Work instructions
A. Turn the paragraph beginning "The problem we have here is that" in the passage on cleaning up old device files into a short bulleted list that keeps its main facts.
B. In the passage on cleaning up old device files, render this sentence in Spanish: "What we need to remember is that Fibre Channel is a link technology that supports other protocols running on top of it."

Extract to read
Technically, you don't need to remove the old device files, but I consider the job complete when we have completely rid ourselves of all vestiges of the old IO tree. There is also the issue of you or a new colleague finding the old device files and wondering why they are there. Here we can see some of the old device files; notice the address they refer to is now “?
”.
root@hpeos003[] lssf /dev/dsk/c5t* sdisk card instance 5 SCSI target 10 SCSI LUN 0 section 0 at address ? /dev/dsk/c5t10d0 sdisk card instance 5 SCSI target 11 SCSI LUN 0 section 0 at address ? /dev/dsk/c5t11d0 sdisk card instance 5 SCSI target 12 SCSI LUN 0 section 0 at address ? /dev/dsk/c5t12d0 sdisk card instance 5 SCSI target 13 SCSI LUN 0 section 0 at address ? /dev/dsk/c5t13d0 sdisk card instance 5 SCSI target 14 SCSI LUN 0 section 0 at address ? /dev/dsk/c5t14d0 sdisk card instance 5 SCSI target 8 SCSI LUN 0 section 0 at address ? /dev/dsk/c5t8d0 sdisk card instance 5 SCSI target 9 SCSI LUN 0 section 0 at address ? /dev/dsk/c5t9d0 root@hpeos003[]
Because there is no device associated with these device files, we could simply remove them with the rm
command. I will use rmsf
, which can give me a message if I delete a device file with no device associated with it. This is a sanity check to ensure that I don't accidentally delete real device files:
root@hpeos003[] rmsf -a /dev/dsk/c5*
Warning: No device associated with "/dev/dsk/c5t10d0"
Warning: No device associated with "/dev/dsk/c5t11d0"
Warning: No device associated with "/dev/dsk/c5t12d0"
Warning: No device associated with "/dev/dsk/c5t13d0"
Warning: No device associated with "/dev/dsk/c5t14d0"
Warning: No device associated with "/dev/dsk/c5t8d0"
Warning: No device associated with "/dev/dsk/c5t9d0"
root@hpeos003[]
I would continue with this process until I have cleaned up all the old device files.
The problem we have here is that when we first experience a Fibre Channel SAN, most of us think that the Fibre Channel card is in some way akin to a SCSI card. I can understand that because at the end of our SCSI card are our disks and the end of our Fibre Channel card are our disks. What we need to remember is that Fibre Channel is a link technology that supports other protocols running on top of it. In relation to disks, this means the SCSI-2 protocol is running over Fibre Channel. This is the one of the beauties of Fibre Channel, it gives us the best of both worlds—the distances of LANs and the ease-of-use of SCSI. In some ways, I consider fibre channel as a mile-long SCSI cable (I know it can be longer than that … it was a joke). In Chapter 23, we discuss Fibre Channel in more detail. Here, we are going to concentrate on deciphering device files for Fibre Channel attached disks.

Material provided

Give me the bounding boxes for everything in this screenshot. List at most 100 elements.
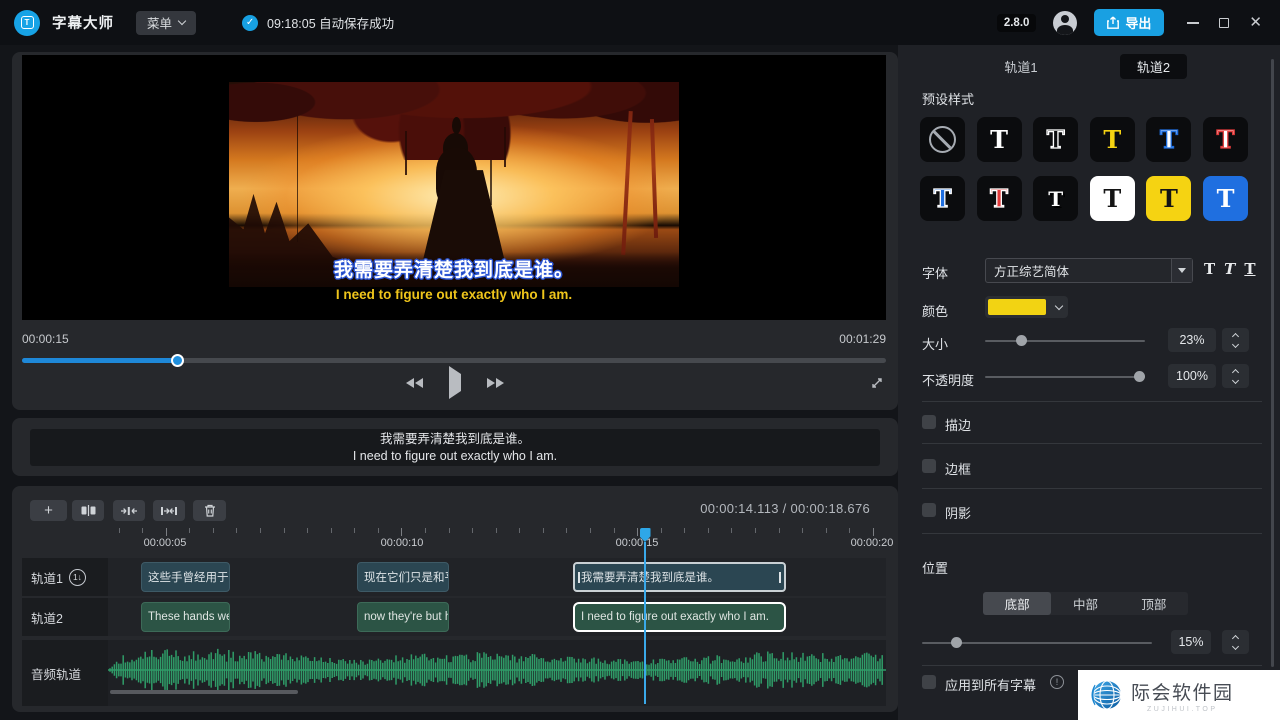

Answers given
A.
- Many people first using a Fibre Channel SAN assume a Fibre Channel card is like a SCSI card, since disks sit at the end of both.
- Fibre Channel is actually a link technology that carries other protocols on top of it. For disks, that protocol is SCSI-2.
- This gives both the distances of LANs and the ease of use of SCSI. The text jokingly likens it to a mile-long SCSI cable.
- Chapter 23 covers Fibre Channel in more detail. This section concentrates on deciphering device files for Fibre Channel attached disks.

B. Lo que debemos recordar es que Fibre Channel es una tecnología de enlace que admite otros protocolos que se ejecutan sobre ella.